[Given exercise]
Below are the entries; state how many of their lines contain the string "Bondeville", and nothing more.

[Data records]
════════════════════

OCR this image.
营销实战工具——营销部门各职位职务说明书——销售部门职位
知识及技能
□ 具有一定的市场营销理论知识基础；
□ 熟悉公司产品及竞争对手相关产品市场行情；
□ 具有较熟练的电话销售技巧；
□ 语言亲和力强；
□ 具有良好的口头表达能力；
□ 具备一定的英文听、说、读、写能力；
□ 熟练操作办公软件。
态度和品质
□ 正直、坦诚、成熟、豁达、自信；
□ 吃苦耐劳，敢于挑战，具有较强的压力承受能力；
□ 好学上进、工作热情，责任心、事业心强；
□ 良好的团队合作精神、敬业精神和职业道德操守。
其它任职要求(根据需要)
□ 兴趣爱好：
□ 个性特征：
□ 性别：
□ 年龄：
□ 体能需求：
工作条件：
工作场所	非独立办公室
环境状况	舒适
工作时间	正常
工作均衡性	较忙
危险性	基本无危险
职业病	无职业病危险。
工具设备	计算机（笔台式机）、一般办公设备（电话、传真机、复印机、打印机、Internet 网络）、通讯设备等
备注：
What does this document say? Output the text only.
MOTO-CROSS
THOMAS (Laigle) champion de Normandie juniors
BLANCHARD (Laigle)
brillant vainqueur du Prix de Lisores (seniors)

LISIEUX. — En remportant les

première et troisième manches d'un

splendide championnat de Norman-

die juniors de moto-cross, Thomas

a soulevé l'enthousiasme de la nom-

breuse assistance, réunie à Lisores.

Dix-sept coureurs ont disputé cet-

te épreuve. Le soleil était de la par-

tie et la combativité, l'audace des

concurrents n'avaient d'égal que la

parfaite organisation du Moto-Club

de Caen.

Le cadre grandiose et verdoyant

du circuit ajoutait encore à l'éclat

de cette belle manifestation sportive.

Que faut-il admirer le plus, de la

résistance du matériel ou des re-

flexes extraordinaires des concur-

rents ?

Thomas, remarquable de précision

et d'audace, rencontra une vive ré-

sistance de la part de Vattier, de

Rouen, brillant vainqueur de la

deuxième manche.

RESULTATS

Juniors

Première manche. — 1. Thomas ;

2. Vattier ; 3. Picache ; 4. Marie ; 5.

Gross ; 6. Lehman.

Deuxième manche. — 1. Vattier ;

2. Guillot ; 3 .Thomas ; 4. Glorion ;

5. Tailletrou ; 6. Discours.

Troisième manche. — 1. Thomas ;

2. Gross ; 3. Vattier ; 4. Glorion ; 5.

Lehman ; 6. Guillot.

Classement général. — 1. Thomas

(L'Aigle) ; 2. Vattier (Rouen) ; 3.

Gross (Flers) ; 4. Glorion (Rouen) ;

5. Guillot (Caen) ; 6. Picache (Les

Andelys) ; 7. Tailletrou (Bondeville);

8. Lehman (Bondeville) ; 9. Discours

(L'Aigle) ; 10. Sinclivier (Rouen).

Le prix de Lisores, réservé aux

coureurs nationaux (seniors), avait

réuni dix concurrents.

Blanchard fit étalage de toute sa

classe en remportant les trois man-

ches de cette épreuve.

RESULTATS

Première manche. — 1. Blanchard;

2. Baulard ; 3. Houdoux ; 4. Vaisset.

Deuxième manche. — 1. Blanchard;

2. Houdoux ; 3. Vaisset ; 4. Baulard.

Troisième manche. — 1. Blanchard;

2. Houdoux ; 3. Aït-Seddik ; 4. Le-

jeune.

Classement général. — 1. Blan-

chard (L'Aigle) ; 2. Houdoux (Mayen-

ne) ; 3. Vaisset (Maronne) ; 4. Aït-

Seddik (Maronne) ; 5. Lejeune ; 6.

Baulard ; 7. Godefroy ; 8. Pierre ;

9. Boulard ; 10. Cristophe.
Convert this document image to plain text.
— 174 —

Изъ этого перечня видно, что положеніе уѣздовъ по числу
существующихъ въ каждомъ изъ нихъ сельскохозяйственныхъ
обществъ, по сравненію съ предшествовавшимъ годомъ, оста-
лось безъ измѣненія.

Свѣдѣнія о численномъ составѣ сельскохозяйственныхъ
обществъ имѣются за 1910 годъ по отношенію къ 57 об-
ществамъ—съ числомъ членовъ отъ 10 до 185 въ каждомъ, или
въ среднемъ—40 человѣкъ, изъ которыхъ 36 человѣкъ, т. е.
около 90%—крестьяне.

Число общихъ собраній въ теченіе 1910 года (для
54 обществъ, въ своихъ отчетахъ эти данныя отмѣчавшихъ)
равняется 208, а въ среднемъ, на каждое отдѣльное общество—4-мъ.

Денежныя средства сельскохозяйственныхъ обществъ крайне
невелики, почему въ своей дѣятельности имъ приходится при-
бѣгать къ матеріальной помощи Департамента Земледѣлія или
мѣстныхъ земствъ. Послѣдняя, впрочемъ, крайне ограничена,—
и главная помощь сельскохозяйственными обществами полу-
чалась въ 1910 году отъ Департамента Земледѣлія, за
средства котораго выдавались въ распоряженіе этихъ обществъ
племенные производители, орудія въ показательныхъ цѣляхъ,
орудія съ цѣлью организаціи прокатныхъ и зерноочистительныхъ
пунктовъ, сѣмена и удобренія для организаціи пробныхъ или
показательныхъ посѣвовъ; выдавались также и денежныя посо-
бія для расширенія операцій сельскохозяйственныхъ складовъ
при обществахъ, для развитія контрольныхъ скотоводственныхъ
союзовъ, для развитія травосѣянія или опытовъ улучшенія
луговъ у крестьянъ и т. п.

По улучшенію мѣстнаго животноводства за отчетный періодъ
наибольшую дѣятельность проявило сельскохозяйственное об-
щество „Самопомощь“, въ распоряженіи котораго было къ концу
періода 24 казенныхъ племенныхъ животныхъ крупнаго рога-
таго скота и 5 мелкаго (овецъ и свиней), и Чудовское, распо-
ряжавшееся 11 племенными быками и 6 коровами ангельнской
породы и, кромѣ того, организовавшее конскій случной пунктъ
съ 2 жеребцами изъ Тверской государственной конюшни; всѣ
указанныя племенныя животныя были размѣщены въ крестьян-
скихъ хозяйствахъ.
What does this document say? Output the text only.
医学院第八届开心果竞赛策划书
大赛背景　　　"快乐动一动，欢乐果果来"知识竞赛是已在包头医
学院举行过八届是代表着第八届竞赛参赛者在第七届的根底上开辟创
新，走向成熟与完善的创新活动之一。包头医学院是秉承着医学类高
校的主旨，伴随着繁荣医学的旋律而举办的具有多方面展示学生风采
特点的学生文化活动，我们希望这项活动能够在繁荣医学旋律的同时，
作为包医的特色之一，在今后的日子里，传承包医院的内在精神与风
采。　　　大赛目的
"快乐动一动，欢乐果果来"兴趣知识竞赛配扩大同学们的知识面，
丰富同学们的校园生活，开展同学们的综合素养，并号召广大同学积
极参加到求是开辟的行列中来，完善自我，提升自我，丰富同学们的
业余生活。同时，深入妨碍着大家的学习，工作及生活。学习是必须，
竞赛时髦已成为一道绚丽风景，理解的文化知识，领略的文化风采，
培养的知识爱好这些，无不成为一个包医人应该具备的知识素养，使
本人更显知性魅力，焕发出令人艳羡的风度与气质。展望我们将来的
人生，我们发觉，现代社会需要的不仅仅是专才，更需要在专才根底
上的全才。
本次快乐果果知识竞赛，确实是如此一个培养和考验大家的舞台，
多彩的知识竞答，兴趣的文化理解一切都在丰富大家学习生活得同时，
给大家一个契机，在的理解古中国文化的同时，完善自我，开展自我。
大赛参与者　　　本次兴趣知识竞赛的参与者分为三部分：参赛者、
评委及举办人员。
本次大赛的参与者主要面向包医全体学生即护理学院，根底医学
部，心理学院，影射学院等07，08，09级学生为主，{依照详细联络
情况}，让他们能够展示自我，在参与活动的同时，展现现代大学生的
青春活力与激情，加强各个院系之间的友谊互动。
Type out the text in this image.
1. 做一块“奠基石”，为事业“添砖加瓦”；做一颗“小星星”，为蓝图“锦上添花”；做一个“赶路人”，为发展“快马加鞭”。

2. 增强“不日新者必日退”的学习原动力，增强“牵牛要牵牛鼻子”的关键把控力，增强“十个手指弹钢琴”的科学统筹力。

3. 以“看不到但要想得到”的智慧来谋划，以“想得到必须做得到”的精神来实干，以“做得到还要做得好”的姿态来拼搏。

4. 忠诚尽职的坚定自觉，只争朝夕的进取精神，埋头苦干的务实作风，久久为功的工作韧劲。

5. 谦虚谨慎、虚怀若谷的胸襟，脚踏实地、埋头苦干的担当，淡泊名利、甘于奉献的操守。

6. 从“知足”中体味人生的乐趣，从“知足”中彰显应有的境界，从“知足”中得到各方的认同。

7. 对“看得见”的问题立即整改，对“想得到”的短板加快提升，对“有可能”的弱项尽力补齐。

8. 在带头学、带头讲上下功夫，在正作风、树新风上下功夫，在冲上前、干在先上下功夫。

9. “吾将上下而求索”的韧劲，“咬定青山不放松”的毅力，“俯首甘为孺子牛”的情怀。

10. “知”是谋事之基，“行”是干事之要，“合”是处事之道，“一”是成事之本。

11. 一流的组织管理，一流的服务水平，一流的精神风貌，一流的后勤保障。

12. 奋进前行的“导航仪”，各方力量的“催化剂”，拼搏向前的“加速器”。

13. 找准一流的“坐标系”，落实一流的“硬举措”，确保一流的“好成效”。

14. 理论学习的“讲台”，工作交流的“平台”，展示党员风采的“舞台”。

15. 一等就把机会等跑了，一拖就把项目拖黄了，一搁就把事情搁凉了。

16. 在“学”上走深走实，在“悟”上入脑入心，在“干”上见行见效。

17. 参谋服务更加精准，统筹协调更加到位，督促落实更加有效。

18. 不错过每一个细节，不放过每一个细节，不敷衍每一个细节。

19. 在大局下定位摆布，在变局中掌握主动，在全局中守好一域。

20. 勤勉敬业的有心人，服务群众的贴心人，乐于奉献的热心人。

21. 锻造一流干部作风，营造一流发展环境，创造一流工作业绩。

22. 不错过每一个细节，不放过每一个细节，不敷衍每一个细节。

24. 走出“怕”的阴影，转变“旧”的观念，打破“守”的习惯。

════════════════════

[Reply to the task]
2